Exercise directions: Check each line of the material below for the string "JSON", then report how many lines have it, and nothing else.

** start of Available data **

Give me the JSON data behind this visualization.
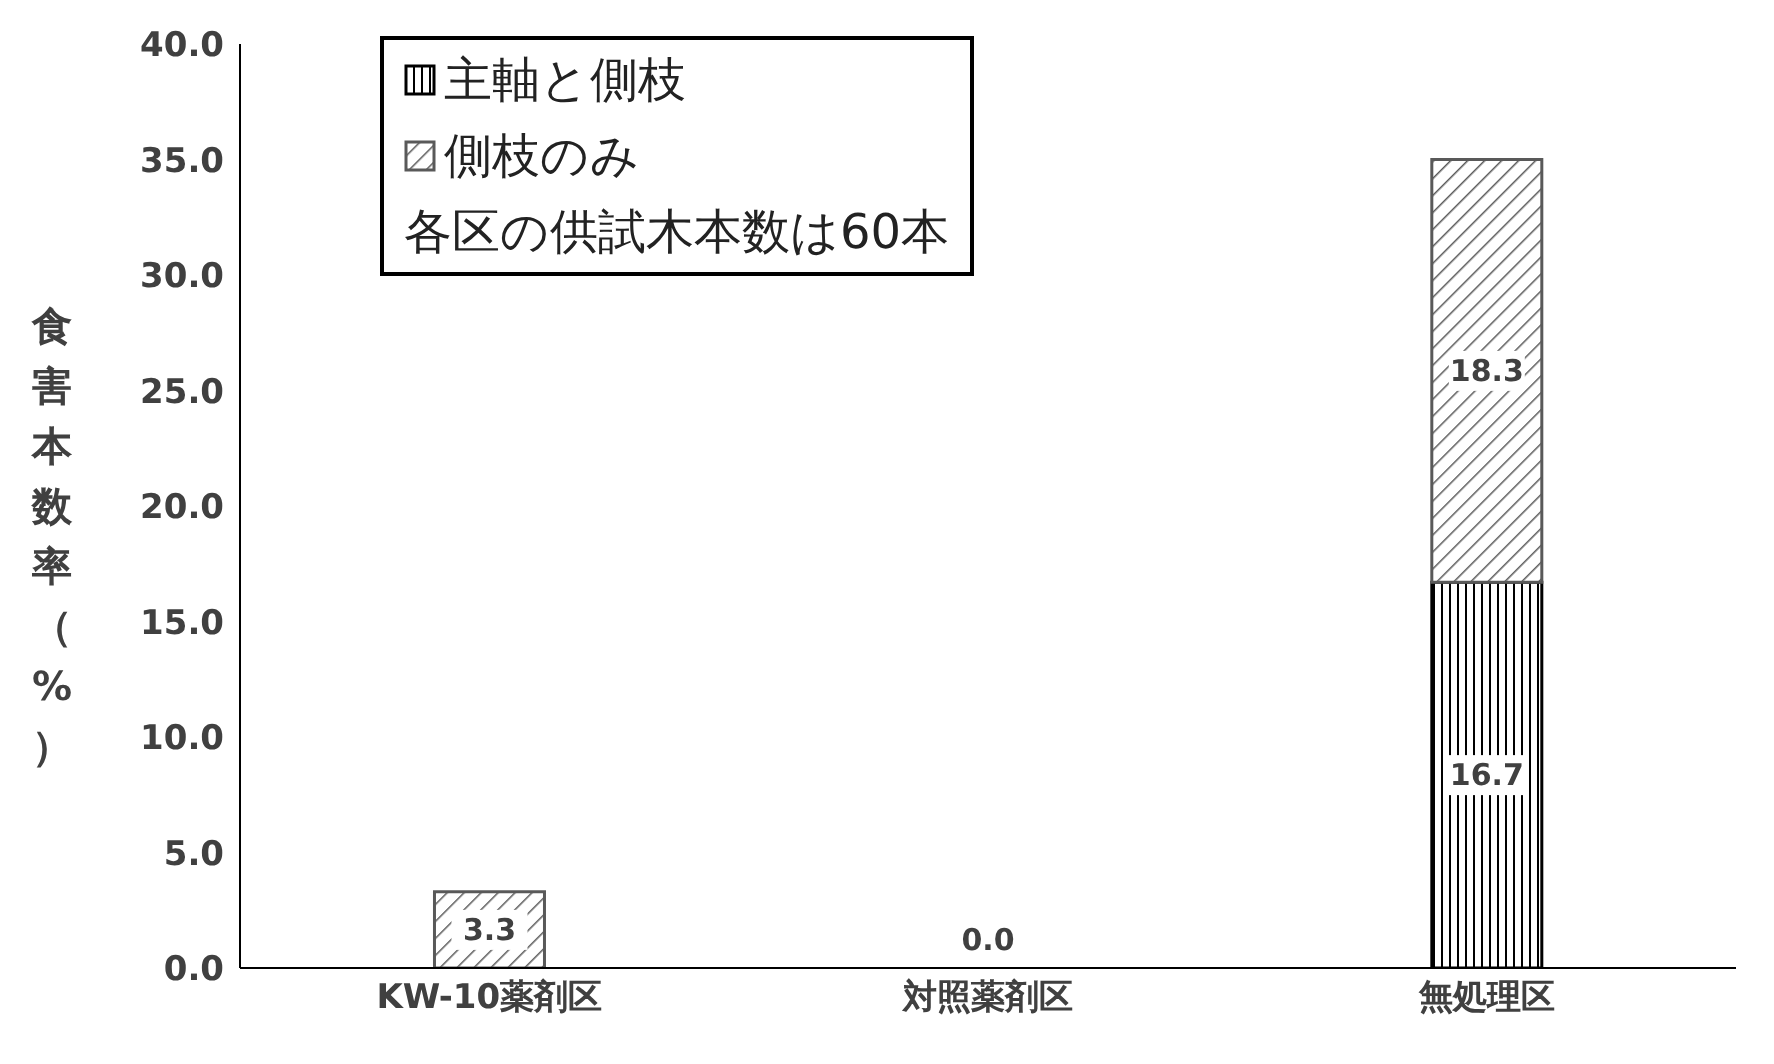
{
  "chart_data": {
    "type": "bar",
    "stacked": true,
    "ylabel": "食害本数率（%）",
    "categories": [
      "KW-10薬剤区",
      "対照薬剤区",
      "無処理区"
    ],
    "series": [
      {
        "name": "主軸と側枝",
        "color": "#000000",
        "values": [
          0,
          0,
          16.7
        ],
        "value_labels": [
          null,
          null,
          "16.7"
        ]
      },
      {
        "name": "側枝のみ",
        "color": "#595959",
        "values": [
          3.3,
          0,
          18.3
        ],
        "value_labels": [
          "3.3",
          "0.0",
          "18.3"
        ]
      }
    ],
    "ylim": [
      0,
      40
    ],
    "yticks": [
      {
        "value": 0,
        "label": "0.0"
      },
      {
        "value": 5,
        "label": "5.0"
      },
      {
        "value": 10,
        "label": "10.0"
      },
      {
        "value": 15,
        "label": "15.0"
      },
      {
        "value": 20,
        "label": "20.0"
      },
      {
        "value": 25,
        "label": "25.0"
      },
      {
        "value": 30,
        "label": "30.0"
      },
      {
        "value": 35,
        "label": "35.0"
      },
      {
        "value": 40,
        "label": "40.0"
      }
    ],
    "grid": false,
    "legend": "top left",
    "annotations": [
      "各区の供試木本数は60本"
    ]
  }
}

** end of Available data **
** start of Available data **

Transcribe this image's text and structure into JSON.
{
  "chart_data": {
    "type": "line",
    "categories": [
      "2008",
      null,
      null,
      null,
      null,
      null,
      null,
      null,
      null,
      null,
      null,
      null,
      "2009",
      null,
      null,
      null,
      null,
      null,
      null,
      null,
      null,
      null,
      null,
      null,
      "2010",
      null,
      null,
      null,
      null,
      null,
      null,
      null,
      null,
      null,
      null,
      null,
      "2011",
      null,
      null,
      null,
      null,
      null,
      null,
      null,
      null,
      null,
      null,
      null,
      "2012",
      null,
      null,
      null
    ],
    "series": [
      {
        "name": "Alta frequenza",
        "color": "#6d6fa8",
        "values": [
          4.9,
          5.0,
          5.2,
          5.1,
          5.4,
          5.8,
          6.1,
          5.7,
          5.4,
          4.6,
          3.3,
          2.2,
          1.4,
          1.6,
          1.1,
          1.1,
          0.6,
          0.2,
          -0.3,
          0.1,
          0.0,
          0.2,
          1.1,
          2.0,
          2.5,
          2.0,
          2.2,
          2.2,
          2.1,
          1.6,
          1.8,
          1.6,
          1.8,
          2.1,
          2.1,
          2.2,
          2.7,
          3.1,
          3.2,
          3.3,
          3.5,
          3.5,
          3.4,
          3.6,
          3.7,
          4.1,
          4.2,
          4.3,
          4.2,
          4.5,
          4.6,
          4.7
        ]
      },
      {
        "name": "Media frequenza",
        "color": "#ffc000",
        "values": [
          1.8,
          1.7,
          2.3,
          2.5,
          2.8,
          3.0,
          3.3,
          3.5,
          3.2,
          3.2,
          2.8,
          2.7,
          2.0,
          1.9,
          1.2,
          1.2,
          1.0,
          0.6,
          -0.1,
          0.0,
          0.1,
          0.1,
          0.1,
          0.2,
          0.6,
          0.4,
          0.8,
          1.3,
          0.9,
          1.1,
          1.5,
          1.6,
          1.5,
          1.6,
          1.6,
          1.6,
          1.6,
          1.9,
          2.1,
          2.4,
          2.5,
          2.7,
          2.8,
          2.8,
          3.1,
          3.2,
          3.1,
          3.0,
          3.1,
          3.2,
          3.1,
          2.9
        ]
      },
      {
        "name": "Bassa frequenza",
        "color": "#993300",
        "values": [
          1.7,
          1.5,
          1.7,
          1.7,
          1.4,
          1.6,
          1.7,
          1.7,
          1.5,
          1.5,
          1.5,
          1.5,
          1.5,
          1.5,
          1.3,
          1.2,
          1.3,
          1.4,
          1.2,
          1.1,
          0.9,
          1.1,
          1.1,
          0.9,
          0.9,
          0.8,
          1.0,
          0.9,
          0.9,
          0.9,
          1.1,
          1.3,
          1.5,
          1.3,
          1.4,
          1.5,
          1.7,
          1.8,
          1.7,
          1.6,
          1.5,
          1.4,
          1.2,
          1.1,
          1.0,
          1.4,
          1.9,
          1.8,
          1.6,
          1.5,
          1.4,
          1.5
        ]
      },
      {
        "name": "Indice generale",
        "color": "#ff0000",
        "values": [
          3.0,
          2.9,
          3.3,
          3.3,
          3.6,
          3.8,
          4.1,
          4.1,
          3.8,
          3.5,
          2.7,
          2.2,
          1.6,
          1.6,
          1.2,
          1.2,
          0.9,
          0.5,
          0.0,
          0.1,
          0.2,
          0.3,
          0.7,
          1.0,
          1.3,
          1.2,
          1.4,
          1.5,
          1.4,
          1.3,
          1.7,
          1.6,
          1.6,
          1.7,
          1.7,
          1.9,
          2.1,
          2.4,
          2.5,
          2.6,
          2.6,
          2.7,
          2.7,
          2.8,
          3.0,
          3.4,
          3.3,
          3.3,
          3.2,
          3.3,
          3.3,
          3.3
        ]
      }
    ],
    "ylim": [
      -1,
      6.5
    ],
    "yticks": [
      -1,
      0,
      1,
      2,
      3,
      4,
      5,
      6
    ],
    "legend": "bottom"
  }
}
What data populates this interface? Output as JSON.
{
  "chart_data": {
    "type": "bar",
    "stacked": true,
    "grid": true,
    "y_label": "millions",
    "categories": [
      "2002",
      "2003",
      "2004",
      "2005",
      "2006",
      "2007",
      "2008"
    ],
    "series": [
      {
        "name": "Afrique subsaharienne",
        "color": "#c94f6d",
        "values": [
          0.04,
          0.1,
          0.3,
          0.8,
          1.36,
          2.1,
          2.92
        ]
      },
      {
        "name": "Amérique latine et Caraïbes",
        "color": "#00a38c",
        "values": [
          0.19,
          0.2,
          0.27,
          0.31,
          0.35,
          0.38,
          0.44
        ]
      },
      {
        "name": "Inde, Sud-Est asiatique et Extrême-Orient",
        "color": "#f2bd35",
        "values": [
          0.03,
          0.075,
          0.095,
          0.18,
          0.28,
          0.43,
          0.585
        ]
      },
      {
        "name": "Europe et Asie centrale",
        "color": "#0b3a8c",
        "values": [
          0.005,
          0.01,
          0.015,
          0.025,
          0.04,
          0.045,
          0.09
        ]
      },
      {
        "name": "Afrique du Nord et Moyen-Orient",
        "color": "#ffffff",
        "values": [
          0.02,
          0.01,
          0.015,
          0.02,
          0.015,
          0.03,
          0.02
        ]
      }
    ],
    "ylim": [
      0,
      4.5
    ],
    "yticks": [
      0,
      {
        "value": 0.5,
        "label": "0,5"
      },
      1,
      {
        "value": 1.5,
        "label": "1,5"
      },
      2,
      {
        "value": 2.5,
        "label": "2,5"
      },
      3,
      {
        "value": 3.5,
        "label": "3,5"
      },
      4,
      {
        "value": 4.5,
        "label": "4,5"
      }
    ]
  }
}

** end of Available data **

Result for this task: 3